Set down each record exactly as written.

DATA FOR PROCESSING.
.....
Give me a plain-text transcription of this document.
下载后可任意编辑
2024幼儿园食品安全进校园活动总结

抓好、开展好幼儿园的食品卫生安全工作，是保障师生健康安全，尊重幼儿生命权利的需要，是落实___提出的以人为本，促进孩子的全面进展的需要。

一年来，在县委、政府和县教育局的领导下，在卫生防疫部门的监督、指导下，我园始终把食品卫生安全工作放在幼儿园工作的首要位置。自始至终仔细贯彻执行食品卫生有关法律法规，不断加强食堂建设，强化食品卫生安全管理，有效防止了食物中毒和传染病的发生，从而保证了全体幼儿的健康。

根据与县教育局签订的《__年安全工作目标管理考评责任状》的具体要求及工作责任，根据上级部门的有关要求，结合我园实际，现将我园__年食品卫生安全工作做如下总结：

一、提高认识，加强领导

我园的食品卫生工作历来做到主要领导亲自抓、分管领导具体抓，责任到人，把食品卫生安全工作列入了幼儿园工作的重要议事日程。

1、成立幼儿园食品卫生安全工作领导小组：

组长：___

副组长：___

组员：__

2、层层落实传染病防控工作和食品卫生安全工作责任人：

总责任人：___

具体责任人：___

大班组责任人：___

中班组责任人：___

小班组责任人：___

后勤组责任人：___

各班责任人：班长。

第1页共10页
.....
RESULT.
Give me a plain-text transcription of this document.
下载后可任意编辑
2024幼儿园食品安全进校园活动总结

抓好、开展好幼儿园的食品卫生安全工作，是保障师生健康安全，尊重幼儿生命权利的需要，是落实___提出的以人为本，促进孩子的全面进展的需要。

一年来，在县委、政府和县教育局的领导下，在卫生防疫部门的监督、指导下，我园始终把食品卫生安全工作放在幼儿园工作的首要位置。自始至终仔细贯彻执行食品卫生有关法律法规，不断加强食堂建设，强化食品卫生安全管理，有效防止了食物中毒和传染病的发生，从而保证了全体幼儿的健康。

根据与县教育局签订的《__年安全工作目标管理考评责任状》的具体要求及工作责任，根据上级部门的有关要求，结合我园实际，现将我园__年食品卫生安全工作做如下总结：

一、提高认识，加强领导

我园的食品卫生工作历来做到主要领导亲自抓、分管领导具体抓，责任到人，把食品卫生安全工作列入了幼儿园工作的重要议事日程。

1、成立幼儿园食品卫生安全工作领导小组：

组长：___

副组长：___

组员：__

2、层层落实传染病防控工作和食品卫生安全工作责任人：

总责任人：___

具体责任人：___

大班组责任人：___

中班组责任人：___

小班组责任人：___

后勤组责任人：___

各班责任人：班长。

第1页共10页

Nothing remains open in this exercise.